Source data
>>>
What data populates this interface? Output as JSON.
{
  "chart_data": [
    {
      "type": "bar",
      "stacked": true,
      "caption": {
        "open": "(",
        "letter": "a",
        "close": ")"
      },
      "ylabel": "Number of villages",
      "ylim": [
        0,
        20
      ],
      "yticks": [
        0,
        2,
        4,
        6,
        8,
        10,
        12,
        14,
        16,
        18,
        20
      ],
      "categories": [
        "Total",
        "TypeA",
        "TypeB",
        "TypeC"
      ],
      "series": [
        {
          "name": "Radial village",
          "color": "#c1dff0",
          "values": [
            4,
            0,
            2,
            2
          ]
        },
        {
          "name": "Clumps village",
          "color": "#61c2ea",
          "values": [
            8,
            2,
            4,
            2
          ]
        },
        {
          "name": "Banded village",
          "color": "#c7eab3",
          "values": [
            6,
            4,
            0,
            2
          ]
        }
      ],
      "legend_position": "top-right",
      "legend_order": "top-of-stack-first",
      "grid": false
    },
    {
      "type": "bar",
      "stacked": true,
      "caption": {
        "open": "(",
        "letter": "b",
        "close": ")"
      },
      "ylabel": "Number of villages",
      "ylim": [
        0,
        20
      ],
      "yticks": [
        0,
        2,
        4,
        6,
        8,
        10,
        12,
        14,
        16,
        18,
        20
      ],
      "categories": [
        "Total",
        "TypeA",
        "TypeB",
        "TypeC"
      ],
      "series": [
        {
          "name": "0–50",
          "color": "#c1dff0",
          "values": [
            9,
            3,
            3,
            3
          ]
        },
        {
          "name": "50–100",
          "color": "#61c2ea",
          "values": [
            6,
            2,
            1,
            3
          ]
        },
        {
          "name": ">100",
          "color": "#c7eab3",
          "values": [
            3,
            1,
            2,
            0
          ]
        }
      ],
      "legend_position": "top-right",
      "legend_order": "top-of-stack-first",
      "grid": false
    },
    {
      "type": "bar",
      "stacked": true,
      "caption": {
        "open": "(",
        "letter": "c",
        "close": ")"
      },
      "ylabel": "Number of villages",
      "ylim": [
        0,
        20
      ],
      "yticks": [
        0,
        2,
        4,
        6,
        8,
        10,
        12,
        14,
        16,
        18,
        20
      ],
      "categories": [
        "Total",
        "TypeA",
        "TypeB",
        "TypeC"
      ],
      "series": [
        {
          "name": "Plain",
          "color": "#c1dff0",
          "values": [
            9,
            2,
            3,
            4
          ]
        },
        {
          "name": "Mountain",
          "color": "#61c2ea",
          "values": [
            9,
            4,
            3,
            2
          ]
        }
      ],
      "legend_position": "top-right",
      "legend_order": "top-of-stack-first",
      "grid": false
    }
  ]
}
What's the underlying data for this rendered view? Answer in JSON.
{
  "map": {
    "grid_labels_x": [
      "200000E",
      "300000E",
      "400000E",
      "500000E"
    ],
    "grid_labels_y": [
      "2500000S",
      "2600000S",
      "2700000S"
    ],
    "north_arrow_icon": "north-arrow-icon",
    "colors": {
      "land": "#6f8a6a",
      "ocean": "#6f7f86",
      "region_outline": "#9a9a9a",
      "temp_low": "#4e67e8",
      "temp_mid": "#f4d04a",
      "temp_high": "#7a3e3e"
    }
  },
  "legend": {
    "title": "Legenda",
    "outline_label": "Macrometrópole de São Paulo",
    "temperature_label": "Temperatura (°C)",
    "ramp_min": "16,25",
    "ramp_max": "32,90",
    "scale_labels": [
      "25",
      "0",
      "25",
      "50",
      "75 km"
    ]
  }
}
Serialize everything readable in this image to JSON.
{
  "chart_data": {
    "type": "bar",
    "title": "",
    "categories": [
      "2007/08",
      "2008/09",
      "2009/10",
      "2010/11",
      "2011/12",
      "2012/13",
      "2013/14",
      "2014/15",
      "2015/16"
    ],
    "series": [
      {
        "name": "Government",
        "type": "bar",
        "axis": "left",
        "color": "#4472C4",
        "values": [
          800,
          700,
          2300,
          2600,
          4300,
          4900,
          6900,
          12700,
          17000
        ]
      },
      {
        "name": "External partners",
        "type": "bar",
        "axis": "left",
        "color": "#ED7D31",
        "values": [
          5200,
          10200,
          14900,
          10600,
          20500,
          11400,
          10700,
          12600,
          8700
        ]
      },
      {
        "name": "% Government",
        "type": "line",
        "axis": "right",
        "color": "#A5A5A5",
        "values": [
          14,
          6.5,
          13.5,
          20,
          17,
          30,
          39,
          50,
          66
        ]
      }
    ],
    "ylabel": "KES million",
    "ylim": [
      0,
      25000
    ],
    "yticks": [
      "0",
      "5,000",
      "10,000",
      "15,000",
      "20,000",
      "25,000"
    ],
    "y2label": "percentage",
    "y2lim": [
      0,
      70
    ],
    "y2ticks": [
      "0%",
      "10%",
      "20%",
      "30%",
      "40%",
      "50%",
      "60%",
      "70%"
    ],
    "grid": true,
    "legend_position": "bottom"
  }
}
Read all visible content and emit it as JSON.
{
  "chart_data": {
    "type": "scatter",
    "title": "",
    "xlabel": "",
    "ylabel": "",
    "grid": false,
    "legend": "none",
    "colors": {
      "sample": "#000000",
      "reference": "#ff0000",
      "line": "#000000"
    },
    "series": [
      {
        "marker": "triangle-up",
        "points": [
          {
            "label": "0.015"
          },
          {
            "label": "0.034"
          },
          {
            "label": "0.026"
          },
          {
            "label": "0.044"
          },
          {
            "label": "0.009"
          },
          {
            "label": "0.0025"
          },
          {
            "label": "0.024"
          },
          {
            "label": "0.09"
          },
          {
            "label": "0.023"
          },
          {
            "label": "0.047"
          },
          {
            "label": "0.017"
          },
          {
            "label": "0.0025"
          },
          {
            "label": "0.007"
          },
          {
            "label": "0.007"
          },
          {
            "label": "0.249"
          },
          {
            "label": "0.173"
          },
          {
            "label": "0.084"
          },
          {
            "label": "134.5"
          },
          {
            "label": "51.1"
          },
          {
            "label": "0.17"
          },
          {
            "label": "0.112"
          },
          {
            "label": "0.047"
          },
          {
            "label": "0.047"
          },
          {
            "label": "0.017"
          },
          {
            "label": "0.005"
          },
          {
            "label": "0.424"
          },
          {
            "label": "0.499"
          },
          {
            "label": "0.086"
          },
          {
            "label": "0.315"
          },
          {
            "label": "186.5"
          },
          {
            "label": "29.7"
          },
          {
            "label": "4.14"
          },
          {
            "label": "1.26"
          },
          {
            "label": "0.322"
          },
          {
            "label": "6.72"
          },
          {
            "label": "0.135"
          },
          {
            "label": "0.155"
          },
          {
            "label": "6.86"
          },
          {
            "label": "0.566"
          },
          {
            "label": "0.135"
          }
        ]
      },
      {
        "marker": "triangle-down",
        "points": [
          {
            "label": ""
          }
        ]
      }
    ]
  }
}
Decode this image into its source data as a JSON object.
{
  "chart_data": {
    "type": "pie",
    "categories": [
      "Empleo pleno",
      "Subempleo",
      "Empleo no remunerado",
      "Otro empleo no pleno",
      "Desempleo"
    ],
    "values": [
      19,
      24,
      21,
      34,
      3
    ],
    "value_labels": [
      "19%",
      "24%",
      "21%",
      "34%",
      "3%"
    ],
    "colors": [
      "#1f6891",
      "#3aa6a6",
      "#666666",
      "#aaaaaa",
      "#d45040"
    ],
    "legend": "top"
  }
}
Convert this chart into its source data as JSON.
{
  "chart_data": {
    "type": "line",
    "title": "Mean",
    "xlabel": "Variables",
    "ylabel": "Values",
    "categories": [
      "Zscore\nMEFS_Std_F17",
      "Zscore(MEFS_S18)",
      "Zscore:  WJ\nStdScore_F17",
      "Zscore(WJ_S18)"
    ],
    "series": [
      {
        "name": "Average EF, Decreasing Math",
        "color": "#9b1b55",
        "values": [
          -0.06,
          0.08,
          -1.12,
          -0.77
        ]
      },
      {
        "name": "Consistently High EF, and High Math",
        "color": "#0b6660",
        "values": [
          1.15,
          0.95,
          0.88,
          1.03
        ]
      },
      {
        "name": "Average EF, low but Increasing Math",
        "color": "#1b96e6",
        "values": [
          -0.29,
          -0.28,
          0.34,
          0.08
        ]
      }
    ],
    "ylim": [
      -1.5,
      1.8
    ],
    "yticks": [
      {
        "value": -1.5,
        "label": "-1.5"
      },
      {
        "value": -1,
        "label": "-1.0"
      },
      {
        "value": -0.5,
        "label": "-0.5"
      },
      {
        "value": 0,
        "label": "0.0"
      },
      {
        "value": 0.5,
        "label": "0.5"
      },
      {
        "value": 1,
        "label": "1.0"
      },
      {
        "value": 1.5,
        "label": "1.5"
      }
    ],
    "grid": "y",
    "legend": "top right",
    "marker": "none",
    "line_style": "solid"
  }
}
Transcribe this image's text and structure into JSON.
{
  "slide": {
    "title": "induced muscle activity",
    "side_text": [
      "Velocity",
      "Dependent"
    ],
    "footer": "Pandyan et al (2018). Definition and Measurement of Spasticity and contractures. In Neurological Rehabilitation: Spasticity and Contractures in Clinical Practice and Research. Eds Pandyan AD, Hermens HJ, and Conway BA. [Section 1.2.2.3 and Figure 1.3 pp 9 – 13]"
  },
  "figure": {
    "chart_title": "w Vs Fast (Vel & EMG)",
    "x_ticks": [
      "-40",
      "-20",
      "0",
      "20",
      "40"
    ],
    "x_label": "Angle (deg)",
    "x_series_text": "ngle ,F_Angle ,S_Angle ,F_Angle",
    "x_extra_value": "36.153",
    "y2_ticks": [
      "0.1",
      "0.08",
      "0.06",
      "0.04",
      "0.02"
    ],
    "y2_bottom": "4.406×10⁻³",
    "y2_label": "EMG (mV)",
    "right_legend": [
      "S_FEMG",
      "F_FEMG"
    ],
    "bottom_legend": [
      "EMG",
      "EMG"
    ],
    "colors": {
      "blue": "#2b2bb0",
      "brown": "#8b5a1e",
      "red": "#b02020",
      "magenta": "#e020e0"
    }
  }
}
<<<
Only the lines from the one containing "Transcribe this image's" to the end of the data should be printed, exactly as they stand.

Transcribe this image's text and structure into JSON.
{
  "slide": {
    "title": "induced muscle activity",
    "side_text": [
      "Velocity",
      "Dependent"
    ],
    "footer": "Pandyan et al (2018). Definition and Measurement of Spasticity and contractures. In Neurological Rehabilitation: Spasticity and Contractures in Clinical Practice and Research. Eds Pandyan AD, Hermens HJ, and Conway BA. [Section 1.2.2.3 and Figure 1.3 pp 9 – 13]"
  },
  "figure": {
    "chart_title": "w Vs Fast (Vel & EMG)",
    "x_ticks": [
      "-40",
      "-20",
      "0",
      "20",
      "40"
    ],
    "x_label": "Angle (deg)",
    "x_series_text": "ngle ,F_Angle ,S_Angle ,F_Angle",
    "x_extra_value": "36.153",
    "y2_ticks": [
      "0.1",
      "0.08",
      "0.06",
      "0.04",
      "0.02"
    ],
    "y2_bottom": "4.406×10⁻³",
    "y2_label": "EMG (mV)",
    "right_legend": [
      "S_FEMG",
      "F_FEMG"
    ],
    "bottom_legend": [
      "EMG",
      "EMG"
    ],
    "colors": {
      "blue": "#2b2bb0",
      "brown": "#8b5a1e",
      "red": "#b02020",
      "magenta": "#e020e0"
    }
  }
}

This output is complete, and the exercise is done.